The task: Return the count of lines that mention "page", with no other words.

Data for this task:

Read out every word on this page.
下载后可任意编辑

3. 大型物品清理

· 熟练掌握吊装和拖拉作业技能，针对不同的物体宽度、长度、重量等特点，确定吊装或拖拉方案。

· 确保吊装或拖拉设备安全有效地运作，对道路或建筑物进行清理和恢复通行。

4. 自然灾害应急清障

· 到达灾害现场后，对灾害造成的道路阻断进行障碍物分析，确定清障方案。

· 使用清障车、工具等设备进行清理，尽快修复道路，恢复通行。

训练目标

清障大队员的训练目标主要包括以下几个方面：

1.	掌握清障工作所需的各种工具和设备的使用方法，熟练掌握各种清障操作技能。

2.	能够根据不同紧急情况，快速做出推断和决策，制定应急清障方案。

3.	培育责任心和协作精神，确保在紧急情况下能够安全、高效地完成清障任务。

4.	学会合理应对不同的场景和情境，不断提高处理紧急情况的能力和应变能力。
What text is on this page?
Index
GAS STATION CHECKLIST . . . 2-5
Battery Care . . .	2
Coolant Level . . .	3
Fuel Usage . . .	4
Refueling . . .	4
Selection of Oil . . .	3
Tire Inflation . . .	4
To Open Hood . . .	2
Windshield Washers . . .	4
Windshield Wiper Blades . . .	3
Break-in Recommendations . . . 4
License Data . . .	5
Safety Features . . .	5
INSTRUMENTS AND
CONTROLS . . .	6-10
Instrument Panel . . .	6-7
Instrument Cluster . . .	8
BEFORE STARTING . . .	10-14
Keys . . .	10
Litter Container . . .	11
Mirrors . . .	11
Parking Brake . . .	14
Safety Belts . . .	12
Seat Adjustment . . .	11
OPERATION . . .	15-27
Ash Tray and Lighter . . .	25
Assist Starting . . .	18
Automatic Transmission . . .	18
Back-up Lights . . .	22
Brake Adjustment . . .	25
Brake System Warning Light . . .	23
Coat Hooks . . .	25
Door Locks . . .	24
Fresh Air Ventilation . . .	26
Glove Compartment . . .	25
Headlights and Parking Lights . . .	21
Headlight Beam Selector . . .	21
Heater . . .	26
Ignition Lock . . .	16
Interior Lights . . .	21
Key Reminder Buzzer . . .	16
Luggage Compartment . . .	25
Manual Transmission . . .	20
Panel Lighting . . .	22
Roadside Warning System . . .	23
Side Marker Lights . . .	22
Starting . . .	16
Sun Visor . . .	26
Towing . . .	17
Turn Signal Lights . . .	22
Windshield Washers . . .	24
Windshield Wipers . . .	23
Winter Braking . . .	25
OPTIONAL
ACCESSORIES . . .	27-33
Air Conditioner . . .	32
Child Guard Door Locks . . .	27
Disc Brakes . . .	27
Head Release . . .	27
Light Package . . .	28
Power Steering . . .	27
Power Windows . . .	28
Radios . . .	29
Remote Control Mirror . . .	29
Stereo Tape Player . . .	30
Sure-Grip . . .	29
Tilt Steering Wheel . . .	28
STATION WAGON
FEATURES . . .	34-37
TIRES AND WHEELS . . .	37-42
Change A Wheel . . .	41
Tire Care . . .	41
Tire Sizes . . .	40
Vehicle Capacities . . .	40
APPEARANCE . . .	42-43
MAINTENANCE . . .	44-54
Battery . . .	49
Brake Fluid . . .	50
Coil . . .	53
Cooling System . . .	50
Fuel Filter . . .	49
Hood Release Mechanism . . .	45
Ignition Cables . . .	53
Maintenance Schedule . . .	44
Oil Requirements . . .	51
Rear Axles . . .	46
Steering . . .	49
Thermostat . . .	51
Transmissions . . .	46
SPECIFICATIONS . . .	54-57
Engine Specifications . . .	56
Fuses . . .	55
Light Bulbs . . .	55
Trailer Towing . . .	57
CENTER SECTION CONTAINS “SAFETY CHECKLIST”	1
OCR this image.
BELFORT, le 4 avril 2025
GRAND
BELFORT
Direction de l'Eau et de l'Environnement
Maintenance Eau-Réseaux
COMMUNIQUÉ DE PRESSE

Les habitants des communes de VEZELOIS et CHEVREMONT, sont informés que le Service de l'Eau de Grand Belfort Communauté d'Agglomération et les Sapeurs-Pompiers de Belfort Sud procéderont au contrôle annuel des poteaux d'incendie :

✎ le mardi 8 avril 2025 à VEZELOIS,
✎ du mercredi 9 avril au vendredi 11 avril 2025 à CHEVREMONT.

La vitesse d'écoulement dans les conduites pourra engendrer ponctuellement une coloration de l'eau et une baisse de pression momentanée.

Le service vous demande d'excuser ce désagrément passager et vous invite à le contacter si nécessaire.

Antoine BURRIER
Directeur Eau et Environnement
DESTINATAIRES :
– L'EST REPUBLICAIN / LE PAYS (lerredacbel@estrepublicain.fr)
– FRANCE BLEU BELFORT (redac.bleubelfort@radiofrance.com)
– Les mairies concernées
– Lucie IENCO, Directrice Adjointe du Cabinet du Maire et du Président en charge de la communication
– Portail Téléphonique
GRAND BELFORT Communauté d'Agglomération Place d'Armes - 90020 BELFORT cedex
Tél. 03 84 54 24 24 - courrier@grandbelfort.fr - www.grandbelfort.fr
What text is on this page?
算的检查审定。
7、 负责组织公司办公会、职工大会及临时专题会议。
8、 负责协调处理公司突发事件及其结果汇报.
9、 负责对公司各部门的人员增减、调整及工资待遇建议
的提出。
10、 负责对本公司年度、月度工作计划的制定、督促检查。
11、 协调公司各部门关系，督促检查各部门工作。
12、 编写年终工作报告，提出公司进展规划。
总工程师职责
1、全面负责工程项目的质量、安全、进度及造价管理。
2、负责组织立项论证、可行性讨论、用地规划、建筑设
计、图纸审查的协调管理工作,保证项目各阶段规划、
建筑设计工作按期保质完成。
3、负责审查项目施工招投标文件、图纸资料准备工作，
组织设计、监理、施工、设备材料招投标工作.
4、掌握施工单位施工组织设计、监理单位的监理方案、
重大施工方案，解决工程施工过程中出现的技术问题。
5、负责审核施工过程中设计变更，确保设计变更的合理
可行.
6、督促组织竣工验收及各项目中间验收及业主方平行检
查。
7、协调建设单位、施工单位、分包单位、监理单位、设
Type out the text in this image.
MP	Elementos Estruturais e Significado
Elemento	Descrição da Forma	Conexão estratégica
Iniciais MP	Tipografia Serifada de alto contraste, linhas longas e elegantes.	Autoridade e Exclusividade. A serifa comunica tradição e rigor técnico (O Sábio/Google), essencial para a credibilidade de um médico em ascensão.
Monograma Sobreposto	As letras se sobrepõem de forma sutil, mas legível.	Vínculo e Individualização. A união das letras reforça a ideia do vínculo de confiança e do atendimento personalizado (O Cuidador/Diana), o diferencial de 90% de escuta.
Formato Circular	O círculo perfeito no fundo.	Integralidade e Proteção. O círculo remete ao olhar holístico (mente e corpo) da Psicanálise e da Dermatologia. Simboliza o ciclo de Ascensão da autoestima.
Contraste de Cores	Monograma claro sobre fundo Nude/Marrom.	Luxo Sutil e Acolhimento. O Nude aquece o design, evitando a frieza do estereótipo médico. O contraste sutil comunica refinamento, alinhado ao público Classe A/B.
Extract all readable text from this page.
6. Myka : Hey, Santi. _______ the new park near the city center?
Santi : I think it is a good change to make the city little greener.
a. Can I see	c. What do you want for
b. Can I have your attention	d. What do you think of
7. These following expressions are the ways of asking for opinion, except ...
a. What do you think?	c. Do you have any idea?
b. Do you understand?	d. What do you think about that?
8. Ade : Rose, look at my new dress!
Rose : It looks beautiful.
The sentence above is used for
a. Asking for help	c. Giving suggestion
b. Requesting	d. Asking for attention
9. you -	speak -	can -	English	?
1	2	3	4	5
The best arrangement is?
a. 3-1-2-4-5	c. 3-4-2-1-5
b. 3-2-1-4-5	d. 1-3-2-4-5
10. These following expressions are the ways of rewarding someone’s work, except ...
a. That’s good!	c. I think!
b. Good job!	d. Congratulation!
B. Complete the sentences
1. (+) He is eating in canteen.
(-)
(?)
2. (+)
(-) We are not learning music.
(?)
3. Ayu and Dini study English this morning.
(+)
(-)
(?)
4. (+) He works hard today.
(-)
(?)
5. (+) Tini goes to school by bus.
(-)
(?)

The reply: 4